What you need to do:
Copy out all lines in the data below containing the string "durante".

- - -

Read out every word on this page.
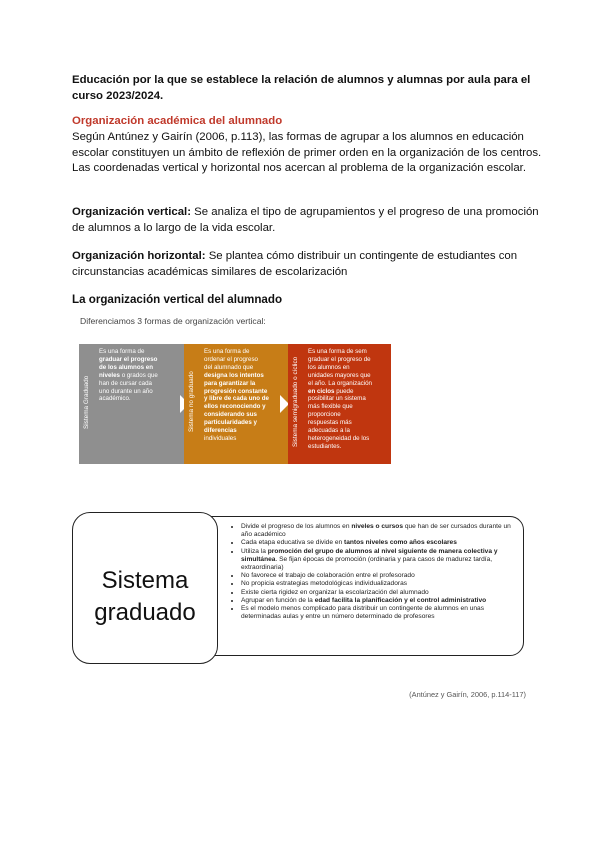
Educación por la que se establece la relación de alumnos y alumnas por aula para el curso 2023/2024.
Organización académica del alumnado
Según Antúnez y Gairín (2006, p.113), las formas de agrupar a los alumnos en educación escolar constituyen un ámbito de reflexión de primer orden en la organización de los centros. Las coordenadas vertical y horizontal nos acercan al problema de la organización escolar.
Organización vertical: Se analiza el tipo de agrupamientos y el progreso de una promoción de alumnos a lo largo de la vida escolar.
Organización horizontal: Se plantea cómo distribuir un contingente de estudiantes con circunstancias académicas similares de escolarización
La organización vertical del alumnado
Diferenciamos 3 formas de organización vertical:
Sistema Graduado
Es una forma de
graduar el progreso
de los alumnos en
niveles o grados que
han de cursar cada
uno durante un año
académico.	Sistema no graduado
Es una forma de
ordenar el progreso
del alumnado que
designa los intentos
para garantizar la
progresión constante
y libre de cada uno de
ellos reconociendo y
considerando sus
particularidades y
diferencias
individuales	Sistema semigraduado o cíclico
Es una forma de sem
graduar el progreso de
los alumnos en
unidades mayores que
el año. La organización
en ciclos puede
posibilitar un sistema
más flexible que
proporcione
respuestas más
adecuadas a la
heterogeneidad de los
estudiantes.
• Divide el progreso de los alumnos en niveles o cursos que han de ser cursados durante un año académico
• Cada etapa educativa se divide en tantos niveles como años escolares
• Utiliza la promoción del grupo de alumnos al nivel siguiente de manera colectiva y simultánea. Se fijan épocas de promoción (ordinaria y para casos de madurez tardía, extraordinaria)
• No favorece el trabajo de colaboración entre el profesorado
• No propicia estrategias metodológicas individualizadoras
• Existe cierta rigidez en organizar la escolarización del alumnado
• Agrupar en función de la edad facilita la planificación y el control administrativo
• Es el modelo menos complicado para distribuir un contingente de alumnos en unas determinadas aulas y entre un número determinado de profesores
Sistema
graduado
(Antúnez y Gairín, 2006, p.114-117)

- - -

Final answer:
uno durante un año
• Divide el progreso de los alumnos en niveles o cursos que han de ser cursados durante un año académico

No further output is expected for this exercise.